## [DATA LINES]
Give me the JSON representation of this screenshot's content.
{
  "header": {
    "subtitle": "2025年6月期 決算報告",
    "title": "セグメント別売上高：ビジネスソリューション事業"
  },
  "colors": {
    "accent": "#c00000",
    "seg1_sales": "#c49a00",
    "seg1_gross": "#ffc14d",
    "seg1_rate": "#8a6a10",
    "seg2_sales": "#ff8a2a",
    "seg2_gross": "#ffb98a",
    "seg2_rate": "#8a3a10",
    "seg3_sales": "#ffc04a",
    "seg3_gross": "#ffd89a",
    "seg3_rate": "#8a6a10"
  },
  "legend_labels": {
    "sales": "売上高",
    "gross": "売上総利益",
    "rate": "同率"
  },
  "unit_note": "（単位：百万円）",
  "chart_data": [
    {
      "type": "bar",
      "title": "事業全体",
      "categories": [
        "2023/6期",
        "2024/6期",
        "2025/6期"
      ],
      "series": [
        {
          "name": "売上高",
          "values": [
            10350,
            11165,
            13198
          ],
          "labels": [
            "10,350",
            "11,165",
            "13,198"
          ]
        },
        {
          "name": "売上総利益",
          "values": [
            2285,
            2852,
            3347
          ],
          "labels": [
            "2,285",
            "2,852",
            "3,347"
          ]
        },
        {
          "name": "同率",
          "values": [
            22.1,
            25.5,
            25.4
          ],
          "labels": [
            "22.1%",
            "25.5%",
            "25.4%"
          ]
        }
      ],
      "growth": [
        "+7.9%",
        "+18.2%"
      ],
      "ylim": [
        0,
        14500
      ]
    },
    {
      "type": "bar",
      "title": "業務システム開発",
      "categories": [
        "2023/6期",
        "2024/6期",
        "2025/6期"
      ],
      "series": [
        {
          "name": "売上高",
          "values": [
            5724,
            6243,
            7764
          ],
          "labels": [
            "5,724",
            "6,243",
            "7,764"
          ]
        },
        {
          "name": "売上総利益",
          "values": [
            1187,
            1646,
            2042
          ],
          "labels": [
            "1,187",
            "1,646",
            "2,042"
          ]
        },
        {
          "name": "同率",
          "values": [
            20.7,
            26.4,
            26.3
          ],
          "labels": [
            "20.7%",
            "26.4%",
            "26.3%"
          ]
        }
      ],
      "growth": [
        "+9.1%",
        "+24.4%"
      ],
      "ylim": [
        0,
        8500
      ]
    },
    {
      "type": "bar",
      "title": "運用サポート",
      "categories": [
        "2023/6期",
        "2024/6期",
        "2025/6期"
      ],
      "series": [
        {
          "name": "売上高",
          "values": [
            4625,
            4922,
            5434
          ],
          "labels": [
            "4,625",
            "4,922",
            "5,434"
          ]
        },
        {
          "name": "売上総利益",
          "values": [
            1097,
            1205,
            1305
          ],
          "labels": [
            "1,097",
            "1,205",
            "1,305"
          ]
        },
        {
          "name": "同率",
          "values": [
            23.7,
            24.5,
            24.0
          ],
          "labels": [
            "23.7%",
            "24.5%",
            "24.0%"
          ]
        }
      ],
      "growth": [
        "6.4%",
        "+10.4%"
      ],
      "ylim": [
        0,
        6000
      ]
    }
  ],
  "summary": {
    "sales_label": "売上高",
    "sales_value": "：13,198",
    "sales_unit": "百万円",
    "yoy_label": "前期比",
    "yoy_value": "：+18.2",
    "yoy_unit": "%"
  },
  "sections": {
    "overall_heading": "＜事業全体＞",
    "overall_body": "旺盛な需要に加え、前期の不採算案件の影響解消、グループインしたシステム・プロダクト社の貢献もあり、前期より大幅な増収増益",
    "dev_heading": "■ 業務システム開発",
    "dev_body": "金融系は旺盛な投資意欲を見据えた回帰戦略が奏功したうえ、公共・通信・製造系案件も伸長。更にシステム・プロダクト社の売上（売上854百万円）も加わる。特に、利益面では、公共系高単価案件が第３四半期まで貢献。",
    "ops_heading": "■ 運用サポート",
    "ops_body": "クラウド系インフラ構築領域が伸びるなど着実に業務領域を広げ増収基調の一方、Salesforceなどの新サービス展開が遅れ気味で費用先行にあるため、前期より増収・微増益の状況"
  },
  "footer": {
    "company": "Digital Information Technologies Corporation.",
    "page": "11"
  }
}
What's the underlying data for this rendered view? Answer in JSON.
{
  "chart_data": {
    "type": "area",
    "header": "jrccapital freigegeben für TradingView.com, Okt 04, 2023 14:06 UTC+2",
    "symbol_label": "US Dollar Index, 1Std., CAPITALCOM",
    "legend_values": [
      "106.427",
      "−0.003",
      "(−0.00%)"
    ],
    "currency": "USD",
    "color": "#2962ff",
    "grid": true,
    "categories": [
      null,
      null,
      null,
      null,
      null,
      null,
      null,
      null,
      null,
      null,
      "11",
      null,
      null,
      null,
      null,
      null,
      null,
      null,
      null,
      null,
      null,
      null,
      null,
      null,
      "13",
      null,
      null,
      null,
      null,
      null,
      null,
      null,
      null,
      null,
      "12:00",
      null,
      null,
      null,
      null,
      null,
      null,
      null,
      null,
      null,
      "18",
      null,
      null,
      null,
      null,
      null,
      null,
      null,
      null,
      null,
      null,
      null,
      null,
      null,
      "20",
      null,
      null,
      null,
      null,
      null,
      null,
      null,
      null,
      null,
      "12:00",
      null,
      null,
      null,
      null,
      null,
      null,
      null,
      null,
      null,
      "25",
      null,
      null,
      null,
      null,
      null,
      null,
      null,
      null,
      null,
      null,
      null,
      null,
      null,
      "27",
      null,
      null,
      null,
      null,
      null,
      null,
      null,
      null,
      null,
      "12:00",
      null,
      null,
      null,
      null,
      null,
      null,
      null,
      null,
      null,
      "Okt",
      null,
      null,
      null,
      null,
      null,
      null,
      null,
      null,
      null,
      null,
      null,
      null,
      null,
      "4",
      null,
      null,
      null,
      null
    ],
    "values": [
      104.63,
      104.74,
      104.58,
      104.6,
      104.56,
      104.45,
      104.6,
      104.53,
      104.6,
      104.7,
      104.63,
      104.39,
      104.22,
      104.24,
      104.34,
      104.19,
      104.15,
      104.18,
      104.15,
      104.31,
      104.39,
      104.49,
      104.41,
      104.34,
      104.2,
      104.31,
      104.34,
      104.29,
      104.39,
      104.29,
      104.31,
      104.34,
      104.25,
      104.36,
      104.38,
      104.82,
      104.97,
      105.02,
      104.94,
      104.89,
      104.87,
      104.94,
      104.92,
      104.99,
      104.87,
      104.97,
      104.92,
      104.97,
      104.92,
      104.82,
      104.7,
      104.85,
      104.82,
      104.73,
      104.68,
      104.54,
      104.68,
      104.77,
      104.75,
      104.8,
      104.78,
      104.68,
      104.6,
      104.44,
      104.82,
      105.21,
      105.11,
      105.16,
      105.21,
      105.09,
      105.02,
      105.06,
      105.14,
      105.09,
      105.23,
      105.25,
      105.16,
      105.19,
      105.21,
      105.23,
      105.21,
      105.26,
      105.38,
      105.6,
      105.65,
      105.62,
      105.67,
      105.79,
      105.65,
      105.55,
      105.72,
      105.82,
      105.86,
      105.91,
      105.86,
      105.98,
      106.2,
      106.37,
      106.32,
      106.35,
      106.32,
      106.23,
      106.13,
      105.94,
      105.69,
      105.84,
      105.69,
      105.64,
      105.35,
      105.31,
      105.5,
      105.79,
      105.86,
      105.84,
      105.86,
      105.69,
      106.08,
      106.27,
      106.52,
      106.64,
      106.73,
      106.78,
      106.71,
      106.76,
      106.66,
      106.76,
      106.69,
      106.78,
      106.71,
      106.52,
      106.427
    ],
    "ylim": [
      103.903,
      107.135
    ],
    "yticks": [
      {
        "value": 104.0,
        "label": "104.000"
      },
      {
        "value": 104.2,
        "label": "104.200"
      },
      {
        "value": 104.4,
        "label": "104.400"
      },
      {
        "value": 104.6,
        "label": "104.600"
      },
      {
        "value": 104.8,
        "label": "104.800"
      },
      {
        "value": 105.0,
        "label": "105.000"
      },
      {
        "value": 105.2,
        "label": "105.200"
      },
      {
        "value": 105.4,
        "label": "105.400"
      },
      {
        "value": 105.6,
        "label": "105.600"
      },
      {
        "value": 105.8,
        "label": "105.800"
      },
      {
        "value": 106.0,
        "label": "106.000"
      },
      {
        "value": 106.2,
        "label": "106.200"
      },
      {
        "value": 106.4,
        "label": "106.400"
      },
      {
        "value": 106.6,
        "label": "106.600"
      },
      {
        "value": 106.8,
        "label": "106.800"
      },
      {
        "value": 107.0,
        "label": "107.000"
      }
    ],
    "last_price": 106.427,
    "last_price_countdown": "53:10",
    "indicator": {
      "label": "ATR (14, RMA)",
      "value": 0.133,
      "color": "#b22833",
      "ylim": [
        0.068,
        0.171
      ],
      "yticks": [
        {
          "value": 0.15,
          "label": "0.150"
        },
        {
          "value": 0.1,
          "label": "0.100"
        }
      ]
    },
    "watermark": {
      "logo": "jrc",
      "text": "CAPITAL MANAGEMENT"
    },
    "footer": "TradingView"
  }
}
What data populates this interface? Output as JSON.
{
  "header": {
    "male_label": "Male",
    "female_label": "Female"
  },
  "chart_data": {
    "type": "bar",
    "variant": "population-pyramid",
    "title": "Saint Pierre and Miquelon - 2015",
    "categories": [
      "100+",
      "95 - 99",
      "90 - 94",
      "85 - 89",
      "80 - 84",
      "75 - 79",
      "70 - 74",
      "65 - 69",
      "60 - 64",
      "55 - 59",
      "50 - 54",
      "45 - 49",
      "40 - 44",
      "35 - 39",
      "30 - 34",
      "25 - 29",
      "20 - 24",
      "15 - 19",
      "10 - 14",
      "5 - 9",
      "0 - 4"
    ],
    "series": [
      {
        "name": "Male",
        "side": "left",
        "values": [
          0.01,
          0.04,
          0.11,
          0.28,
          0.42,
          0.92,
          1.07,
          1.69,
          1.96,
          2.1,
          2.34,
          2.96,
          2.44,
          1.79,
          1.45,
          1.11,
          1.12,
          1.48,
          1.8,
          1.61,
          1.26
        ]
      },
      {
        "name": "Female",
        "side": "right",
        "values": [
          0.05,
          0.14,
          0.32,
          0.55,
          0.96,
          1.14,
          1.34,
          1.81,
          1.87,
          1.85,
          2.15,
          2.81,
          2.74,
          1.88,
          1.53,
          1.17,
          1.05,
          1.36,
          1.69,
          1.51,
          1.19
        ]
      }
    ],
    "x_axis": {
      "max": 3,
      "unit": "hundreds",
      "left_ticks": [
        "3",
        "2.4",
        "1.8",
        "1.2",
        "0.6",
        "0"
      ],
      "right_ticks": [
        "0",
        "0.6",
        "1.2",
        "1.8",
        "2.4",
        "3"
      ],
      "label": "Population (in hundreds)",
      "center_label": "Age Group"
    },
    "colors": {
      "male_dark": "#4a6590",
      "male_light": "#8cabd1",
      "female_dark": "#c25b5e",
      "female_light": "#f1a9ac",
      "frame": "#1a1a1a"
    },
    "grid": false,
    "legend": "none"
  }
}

## [GOAL OF THE EXERCISE]
Scan the material above. Copy each line that holds the word "hundreds".

## [SOLUTION FOR THIS TASK]
      "unit": "hundreds",
      "label": "Population (in hundreds)",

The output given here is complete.